• THE REQUEST: Copy out every record precisely.
─── MATERIAL FOR THE TASK
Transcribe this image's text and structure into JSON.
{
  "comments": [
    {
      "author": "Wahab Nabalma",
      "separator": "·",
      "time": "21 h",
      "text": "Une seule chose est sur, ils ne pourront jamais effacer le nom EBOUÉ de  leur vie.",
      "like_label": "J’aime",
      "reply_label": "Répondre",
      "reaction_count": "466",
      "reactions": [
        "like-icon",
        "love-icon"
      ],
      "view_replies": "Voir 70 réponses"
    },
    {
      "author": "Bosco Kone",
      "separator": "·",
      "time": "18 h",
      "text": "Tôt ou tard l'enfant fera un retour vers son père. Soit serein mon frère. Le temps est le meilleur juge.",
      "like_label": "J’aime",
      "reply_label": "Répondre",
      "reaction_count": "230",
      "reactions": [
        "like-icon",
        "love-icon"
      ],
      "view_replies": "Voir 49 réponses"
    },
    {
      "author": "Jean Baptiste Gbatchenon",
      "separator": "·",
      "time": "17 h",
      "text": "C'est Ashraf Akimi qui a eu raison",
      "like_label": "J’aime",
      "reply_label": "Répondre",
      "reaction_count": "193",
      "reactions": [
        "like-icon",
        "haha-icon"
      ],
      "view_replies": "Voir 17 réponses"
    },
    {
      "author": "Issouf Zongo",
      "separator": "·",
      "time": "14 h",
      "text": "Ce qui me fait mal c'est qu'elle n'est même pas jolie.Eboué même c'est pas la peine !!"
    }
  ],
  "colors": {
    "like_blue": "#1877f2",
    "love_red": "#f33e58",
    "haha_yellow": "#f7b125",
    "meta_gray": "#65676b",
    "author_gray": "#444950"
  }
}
──────
• IN RESPONSE:
Transcribe this image's text and structure into JSON.
{
  "comments": [
    {
      "author": "Wahab Nabalma",
      "separator": "·",
      "time": "21 h",
      "text": "Une seule chose est sur, ils ne pourront jamais effacer le nom EBOUÉ de  leur vie.",
      "like_label": "J’aime",
      "reply_label": "Répondre",
      "reaction_count": "466",
      "reactions": [
        "like-icon",
        "love-icon"
      ],
      "view_replies": "Voir 70 réponses"
    },
    {
      "author": "Bosco Kone",
      "separator": "·",
      "time": "18 h",
      "text": "Tôt ou tard l'enfant fera un retour vers son père. Soit serein mon frère. Le temps est le meilleur juge.",
      "like_label": "J’aime",
      "reply_label": "Répondre",
      "reaction_count": "230",
      "reactions": [
        "like-icon",
        "love-icon"
      ],
      "view_replies": "Voir 49 réponses"
    },
    {
      "author": "Jean Baptiste Gbatchenon",
      "separator": "·",
      "time": "17 h",
      "text": "C'est Ashraf Akimi qui a eu raison",
      "like_label": "J’aime",
      "reply_label": "Répondre",
      "reaction_count": "193",
      "reactions": [
        "like-icon",
        "haha-icon"
      ],
      "view_replies": "Voir 17 réponses"
    },
    {
      "author": "Issouf Zongo",
      "separator": "·",
      "time": "14 h",
      "text": "Ce qui me fait mal c'est qu'elle n'est même pas jolie.Eboué même c'est pas la peine !!"
    }
  ],
  "colors": {
    "like_blue": "#1877f2",
    "love_red": "#f33e58",
    "haha_yellow": "#f7b125",
    "meta_gray": "#65676b",
    "author_gray": "#444950"
  }
}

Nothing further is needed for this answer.